Rows from a layout dataset
______________________________

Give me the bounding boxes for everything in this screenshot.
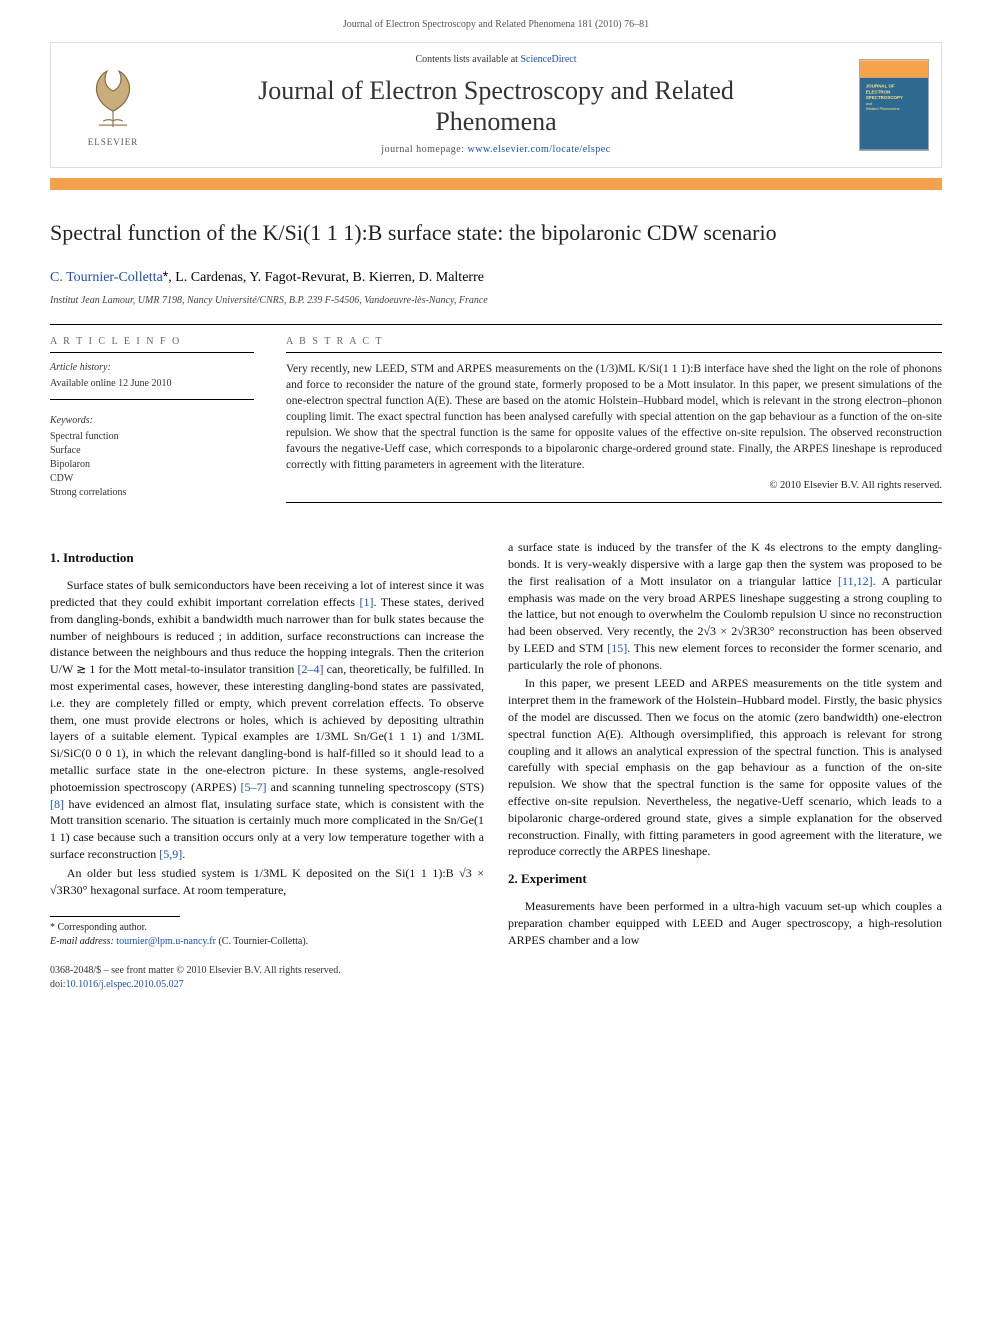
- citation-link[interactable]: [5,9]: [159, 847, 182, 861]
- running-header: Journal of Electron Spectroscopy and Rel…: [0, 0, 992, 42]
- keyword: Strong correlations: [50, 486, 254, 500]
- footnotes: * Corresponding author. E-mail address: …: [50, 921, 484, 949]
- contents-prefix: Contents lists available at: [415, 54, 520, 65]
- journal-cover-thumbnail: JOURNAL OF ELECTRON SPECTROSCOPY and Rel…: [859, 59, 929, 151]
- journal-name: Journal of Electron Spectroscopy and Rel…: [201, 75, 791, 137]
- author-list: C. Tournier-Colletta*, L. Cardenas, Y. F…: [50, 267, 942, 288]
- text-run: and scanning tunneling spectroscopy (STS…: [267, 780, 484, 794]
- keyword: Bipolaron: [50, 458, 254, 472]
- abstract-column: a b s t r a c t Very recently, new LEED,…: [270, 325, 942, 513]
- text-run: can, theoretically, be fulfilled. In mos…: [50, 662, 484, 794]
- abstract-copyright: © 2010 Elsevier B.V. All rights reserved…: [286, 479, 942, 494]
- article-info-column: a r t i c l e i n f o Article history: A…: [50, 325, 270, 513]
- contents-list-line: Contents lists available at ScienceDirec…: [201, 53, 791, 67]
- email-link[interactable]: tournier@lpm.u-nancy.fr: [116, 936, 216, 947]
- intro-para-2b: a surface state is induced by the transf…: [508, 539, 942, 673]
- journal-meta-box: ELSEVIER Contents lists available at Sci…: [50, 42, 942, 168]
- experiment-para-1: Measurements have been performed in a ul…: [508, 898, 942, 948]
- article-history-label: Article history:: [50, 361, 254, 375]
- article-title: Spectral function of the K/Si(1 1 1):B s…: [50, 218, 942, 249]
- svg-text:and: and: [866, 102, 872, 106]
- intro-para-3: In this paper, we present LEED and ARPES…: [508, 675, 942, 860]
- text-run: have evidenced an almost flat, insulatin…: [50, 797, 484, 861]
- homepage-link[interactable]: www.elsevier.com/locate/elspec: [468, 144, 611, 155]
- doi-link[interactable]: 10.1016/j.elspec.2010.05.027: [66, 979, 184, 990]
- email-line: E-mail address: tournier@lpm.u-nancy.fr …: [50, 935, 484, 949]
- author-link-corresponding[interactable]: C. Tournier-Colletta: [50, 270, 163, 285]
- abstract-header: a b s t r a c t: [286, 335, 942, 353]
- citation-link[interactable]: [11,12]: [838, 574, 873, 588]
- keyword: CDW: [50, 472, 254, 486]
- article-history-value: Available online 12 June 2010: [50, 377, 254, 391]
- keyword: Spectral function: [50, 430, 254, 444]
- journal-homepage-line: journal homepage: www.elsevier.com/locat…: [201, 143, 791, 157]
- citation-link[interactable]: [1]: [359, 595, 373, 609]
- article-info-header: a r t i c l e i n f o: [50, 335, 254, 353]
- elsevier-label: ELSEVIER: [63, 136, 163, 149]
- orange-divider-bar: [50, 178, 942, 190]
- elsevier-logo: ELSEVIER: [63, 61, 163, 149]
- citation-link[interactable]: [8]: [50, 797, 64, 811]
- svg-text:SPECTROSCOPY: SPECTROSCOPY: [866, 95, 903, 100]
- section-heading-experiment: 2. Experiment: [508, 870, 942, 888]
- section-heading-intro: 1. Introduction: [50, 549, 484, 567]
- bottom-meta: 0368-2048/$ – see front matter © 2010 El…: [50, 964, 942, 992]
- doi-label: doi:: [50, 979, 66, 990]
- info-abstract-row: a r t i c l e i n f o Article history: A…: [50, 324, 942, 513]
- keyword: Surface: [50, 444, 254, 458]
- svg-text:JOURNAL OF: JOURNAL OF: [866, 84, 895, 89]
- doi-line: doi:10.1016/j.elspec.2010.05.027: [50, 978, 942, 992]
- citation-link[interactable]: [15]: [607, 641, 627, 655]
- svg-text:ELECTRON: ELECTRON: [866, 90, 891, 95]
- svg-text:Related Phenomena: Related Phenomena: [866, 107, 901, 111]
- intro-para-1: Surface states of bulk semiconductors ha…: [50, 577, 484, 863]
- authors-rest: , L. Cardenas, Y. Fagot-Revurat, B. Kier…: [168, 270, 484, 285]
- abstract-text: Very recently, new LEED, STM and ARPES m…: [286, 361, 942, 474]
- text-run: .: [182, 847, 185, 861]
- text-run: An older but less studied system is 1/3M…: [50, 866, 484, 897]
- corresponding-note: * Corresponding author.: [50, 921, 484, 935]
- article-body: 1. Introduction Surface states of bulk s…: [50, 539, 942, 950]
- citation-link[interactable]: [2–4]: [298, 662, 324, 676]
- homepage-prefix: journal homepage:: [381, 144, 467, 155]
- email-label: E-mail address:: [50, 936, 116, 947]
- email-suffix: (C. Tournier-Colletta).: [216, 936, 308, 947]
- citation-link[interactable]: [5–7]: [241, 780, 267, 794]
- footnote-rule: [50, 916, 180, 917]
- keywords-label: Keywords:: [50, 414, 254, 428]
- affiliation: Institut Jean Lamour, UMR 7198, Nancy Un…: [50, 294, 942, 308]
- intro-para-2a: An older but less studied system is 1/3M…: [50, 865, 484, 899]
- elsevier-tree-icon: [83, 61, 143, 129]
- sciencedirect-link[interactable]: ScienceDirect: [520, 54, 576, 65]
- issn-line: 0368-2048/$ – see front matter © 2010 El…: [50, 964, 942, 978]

______________________________

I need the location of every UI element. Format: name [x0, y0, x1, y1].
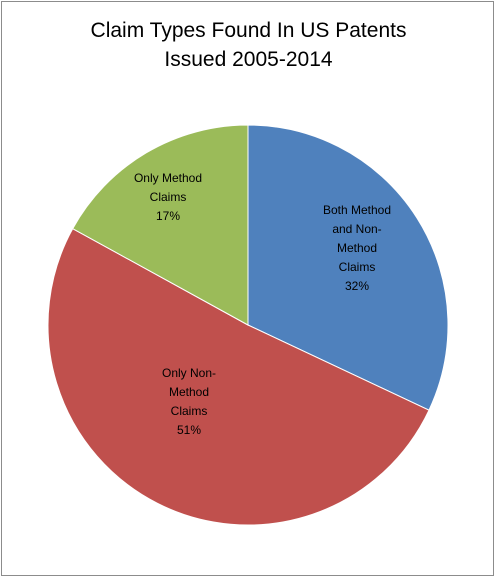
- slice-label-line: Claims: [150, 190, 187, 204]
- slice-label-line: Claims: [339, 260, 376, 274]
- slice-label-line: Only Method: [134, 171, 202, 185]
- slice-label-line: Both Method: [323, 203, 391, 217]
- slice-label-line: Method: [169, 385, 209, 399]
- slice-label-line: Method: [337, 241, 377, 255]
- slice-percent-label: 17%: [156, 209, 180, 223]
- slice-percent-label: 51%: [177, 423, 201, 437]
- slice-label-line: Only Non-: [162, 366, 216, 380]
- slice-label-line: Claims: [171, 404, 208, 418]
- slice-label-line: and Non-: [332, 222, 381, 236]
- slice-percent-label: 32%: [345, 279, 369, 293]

______________________________

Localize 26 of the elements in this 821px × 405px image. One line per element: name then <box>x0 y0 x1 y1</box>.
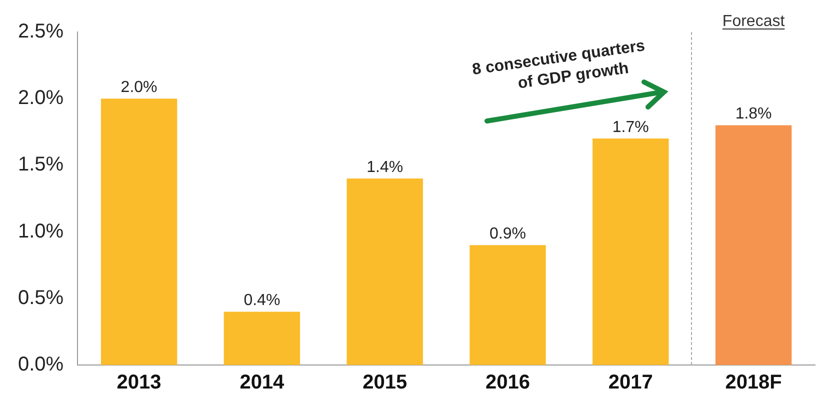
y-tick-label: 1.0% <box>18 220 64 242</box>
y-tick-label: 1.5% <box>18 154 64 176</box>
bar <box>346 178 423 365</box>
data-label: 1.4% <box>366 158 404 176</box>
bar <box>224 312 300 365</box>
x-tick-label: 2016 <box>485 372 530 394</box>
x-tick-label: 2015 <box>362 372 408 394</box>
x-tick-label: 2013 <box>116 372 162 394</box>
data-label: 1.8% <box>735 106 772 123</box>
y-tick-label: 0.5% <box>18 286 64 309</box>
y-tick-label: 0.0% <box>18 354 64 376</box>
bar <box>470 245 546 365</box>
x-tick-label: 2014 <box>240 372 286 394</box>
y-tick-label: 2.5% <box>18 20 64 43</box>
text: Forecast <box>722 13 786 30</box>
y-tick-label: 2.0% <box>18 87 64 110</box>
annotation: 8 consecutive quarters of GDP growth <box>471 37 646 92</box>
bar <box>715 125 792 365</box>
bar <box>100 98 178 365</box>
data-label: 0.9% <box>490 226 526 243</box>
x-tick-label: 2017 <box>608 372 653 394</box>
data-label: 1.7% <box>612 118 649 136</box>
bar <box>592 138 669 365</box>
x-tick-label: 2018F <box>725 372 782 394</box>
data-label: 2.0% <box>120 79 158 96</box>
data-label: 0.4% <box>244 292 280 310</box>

______________________________

Exercise brief
Copy the lines from the one holding "- citation-link[interactable]: [5,9]: [159, 847, 182, 861]" to the one holding "- text-run: have", including both of those lines.

Finished exercise
- citation-link[interactable]: [5,9]: [159, 847, 182, 861]
- running-header: Journal of Electron Spectroscopy and Rel…: [0, 0, 992, 42]
- keyword: Strong correlations: [50, 486, 254, 500]
- footnotes: * Corresponding author. E-mail address: …: [50, 921, 484, 949]
- contents-prefix: Contents lists available at: [415, 54, 520, 65]
- journal-cover-thumbnail: JOURNAL OF ELECTRON SPECTROSCOPY and Rel…: [859, 59, 929, 151]
- journal-name: Journal of Electron Spectroscopy and Rel…: [201, 75, 791, 137]
- author-list: C. Tournier-Colletta*, L. Cardenas, Y. F…: [50, 267, 942, 288]
- text-run: and scanning tunneling spectroscopy (STS…: [267, 780, 484, 794]
- keyword: Bipolaron: [50, 458, 254, 472]
- abstract-column: a b s t r a c t Very recently, new LEED,…: [270, 325, 942, 513]
- text-run: can, theoretically, be fulfilled. In mos…: [50, 662, 484, 794]
- abstract-copyright: © 2010 Elsevier B.V. All rights reserved…: [286, 479, 942, 494]
- article-info-column: a r t i c l e i n f o Article history: A…: [50, 325, 270, 513]
- contents-list-line: Contents lists available at ScienceDirec…: [201, 53, 791, 67]
- email-link[interactable]: tournier@lpm.u-nancy.fr: [116, 936, 216, 947]
- intro-para-2b: a surface state is induced by the transf…: [508, 539, 942, 673]
- journal-meta-box: ELSEVIER Contents lists available at Sci…: [50, 42, 942, 168]
- experiment-para-1: Measurements have been performed in a ul…: [508, 898, 942, 948]
- article-history-label: Article history:: [50, 361, 254, 375]
- article-title: Spectral function of the K/Si(1 1 1):B s…: [50, 218, 942, 249]
- svg-text:and: and: [866, 102, 872, 106]
- intro-para-3: In this paper, we present LEED and ARPES…: [508, 675, 942, 860]
- text-run: have evidenced an almost flat, insulatin…: [50, 797, 484, 861]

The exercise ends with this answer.